SUPPLIED PASSAGE:
Wendy's 3-Tour Challenge

Tournament information
- Location: Henderson, Nevada
- Established: 1992
- Course: Rio Secco Golf Club
- Organized by: Dave Thomas Foundation for Adoption
- Format: Stroke play
- Prize fund: $1 million
- Final year: 2013

Final champion
- Natalie Gulbis, Cristie Kerr, Stacy Lewis
- Wendy's 3-Tour Challenge Location within Nevada

= Wendy's 3-Tour Challenge =

The Wendy's 3-Tour Challenge was an unofficial golf event held in November at the Rio Secco Golf Club in Henderson, Nevada at Reflection Bay Golf Club. The tournament was a unique stroke play event, and, as the name suggests, pitted three teams, with three members per team, from the PGA Tour, the LPGA Tour, and the Champions Tour (known as the Senior PGA Tour prior to 2001) against each other. The 2013 purse was $1 million.

The challenge event was done in one day, over 18 holes, and is usually held on a Tuesday. It was preceded by an amateur tournament and a one-day pro-am tournament. The event was handicapped to provide all competitors a fair and equal chance of succeeding. The PGA Tour players played the course at its full length, while the Champions Tour players hit from tee positions that made the course shorter and the LPGA players from even shorter tee positions.

The event supported the Dave Thomas Foundation for Adoption, a charity established by the founder of Wendy's, the fast food restaurant that sponsored the tournament. In 2013, the tournament raised a record $4.1 million, and, since it was founded in 1992, it raised more than $50 million overall for the charity.

OBJECTIVE A:
Copy out the records line for line, everything from the line containing "Polygon shape xyxy=(199,64,234,128)" down to the end of the records.

Records from a data collection:
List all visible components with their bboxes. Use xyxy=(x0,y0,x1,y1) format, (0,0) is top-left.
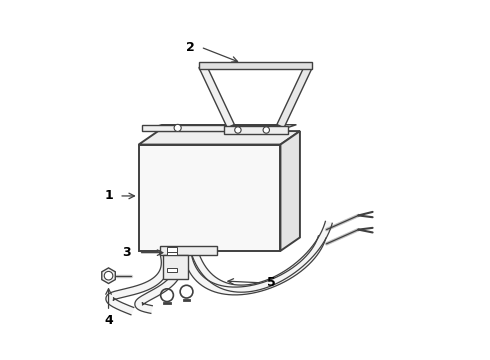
Polygon shape xyxy=(199,64,234,128)
Polygon shape xyxy=(280,131,300,251)
Polygon shape xyxy=(139,145,280,251)
Text: 2: 2 xyxy=(186,41,195,54)
Circle shape xyxy=(235,127,241,133)
Polygon shape xyxy=(199,62,312,69)
Text: 3: 3 xyxy=(122,246,130,259)
Text: 5: 5 xyxy=(267,276,276,289)
Polygon shape xyxy=(139,131,300,145)
Polygon shape xyxy=(142,125,296,131)
Polygon shape xyxy=(277,64,312,128)
Polygon shape xyxy=(164,255,188,279)
Text: 4: 4 xyxy=(104,314,113,327)
Circle shape xyxy=(263,127,270,133)
Polygon shape xyxy=(142,125,277,131)
Polygon shape xyxy=(102,268,115,283)
Polygon shape xyxy=(106,249,169,315)
Bar xyxy=(167,251,177,255)
Polygon shape xyxy=(224,126,288,134)
Circle shape xyxy=(174,124,181,131)
Polygon shape xyxy=(135,248,182,313)
Circle shape xyxy=(104,271,113,280)
Text: 1: 1 xyxy=(104,189,113,202)
Bar xyxy=(167,268,177,272)
Bar xyxy=(167,247,177,252)
Polygon shape xyxy=(160,246,217,255)
Polygon shape xyxy=(191,221,332,292)
Polygon shape xyxy=(183,236,326,295)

OBJECTIVE B:
Rewrite everything from "The Wendy's 3-Tour" down to "was $1 million." in the Wendy's 3-Tour Challenge text, putting "exhibition" in place of "unofficial".

TASK RESPONSE A:
Polygon shape xyxy=(199,64,234,128)
Polygon shape xyxy=(280,131,300,251)
Polygon shape xyxy=(139,145,280,251)
Text: 2: 2 xyxy=(186,41,195,54)
Circle shape xyxy=(235,127,241,133)
Polygon shape xyxy=(199,62,312,69)
Text: 3: 3 xyxy=(122,246,130,259)
Text: 5: 5 xyxy=(267,276,276,289)
Polygon shape xyxy=(139,131,300,145)
Polygon shape xyxy=(142,125,296,131)
Polygon shape xyxy=(277,64,312,128)
Polygon shape xyxy=(164,255,188,279)
Text: 4: 4 xyxy=(104,314,113,327)
Circle shape xyxy=(263,127,270,133)
Polygon shape xyxy=(142,125,277,131)
Polygon shape xyxy=(102,268,115,283)
Polygon shape xyxy=(106,249,169,315)
Bar xyxy=(167,251,177,255)
Polygon shape xyxy=(224,126,288,134)
Circle shape xyxy=(174,124,181,131)
Polygon shape xyxy=(135,248,182,313)
Circle shape xyxy=(104,271,113,280)
Text: 1: 1 xyxy=(104,189,113,202)
Bar xyxy=(167,268,177,272)
Bar xyxy=(167,247,177,252)
Polygon shape xyxy=(160,246,217,255)
Polygon shape xyxy=(191,221,332,292)
Polygon shape xyxy=(183,236,326,295)

TASK RESPONSE B:
The Wendy's 3-Tour Challenge was an exhibition golf event held in November at the Rio Secco Golf Club in Henderson, Nevada at Reflection Bay Golf Club. The tournament was a unique stroke play event, and, as the name suggests, pitted three teams, with three members per team, from the PGA Tour, the LPGA Tour, and the Champions Tour (known as the Senior PGA Tour prior to 2001) against each other. The 2013 purse was $1 million.